### Stated problem
Go through the entries and transcribe each one exactly, dropping the pictures.

Dataset entries:
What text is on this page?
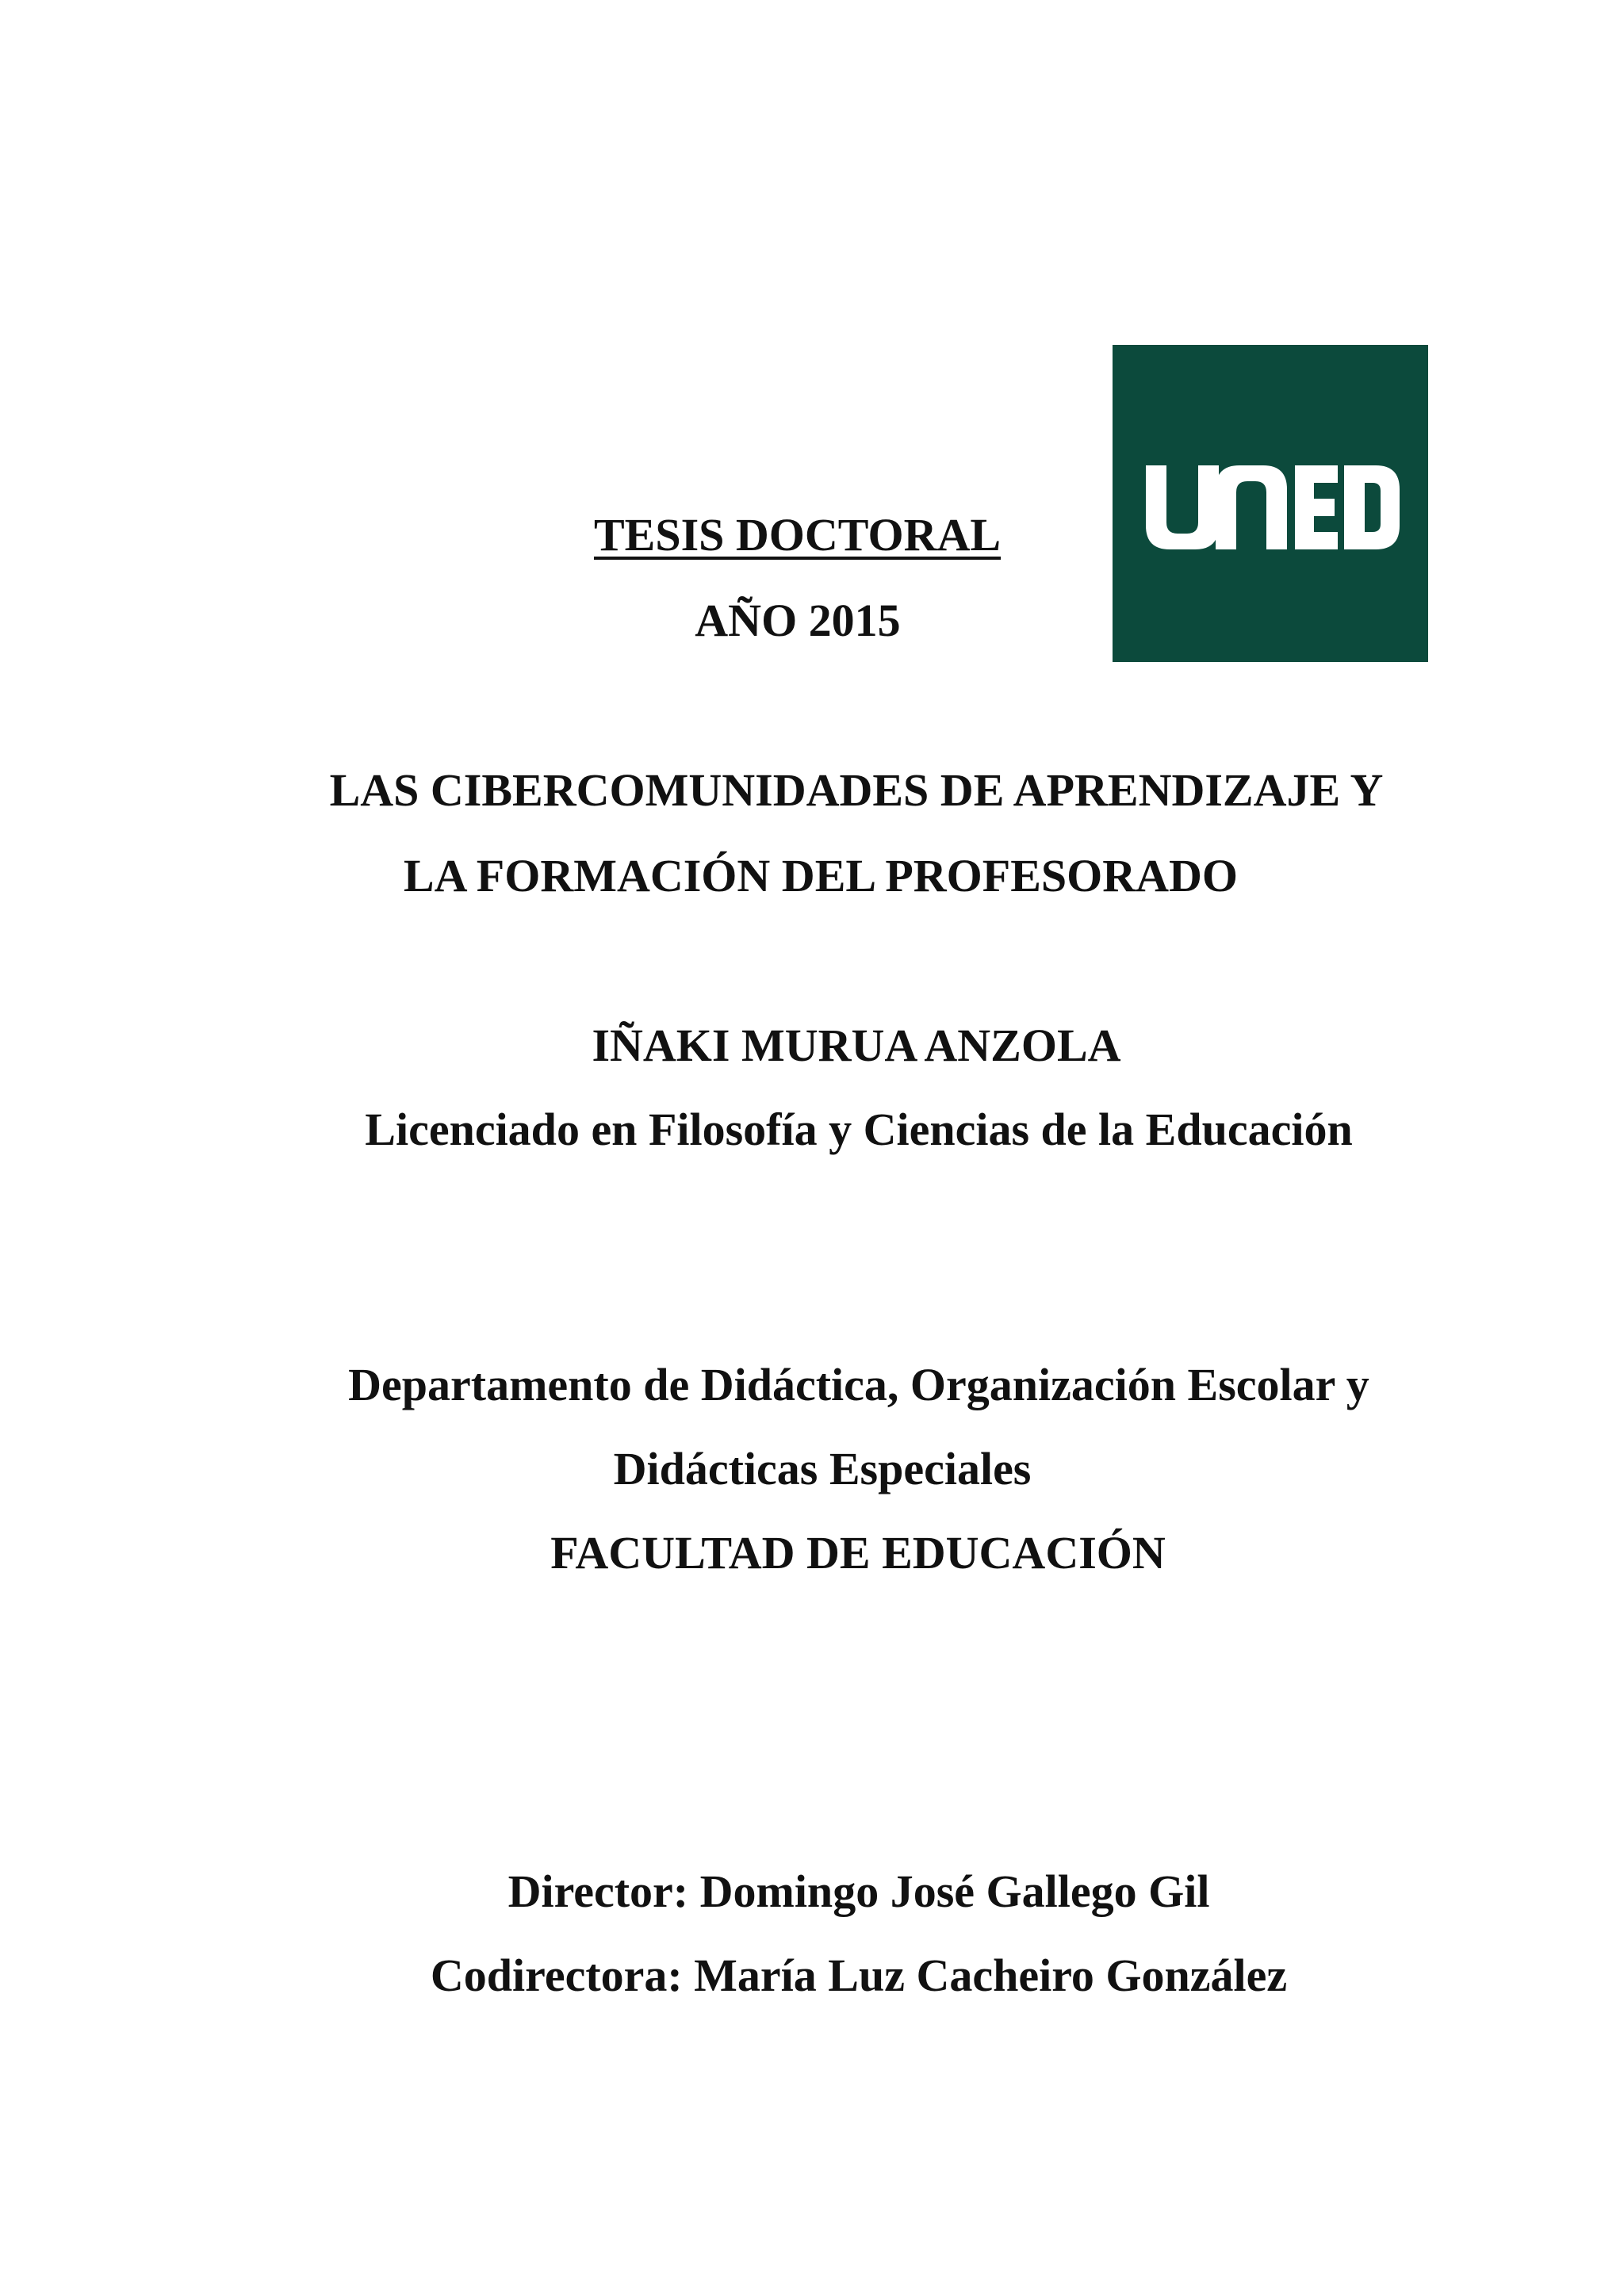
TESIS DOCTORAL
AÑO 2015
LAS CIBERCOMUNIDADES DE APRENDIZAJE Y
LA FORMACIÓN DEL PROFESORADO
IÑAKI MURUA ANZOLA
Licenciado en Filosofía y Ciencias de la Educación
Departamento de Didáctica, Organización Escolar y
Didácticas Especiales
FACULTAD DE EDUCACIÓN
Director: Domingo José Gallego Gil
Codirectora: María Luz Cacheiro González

### Solved exercise
What text is on this page?
TESIS DOCTORAL
AÑO 2015
LAS CIBERCOMUNIDADES DE APRENDIZAJE Y
LA FORMACIÓN DEL PROFESORADO
IÑAKI MURUA ANZOLA
Licenciado en Filosofía y Ciencias de la Educación
Departamento de Didáctica, Organización Escolar y
Didácticas Especiales
FACULTAD DE EDUCACIÓN
Director: Domingo José Gallego Gil
Codirectora: María Luz Cacheiro González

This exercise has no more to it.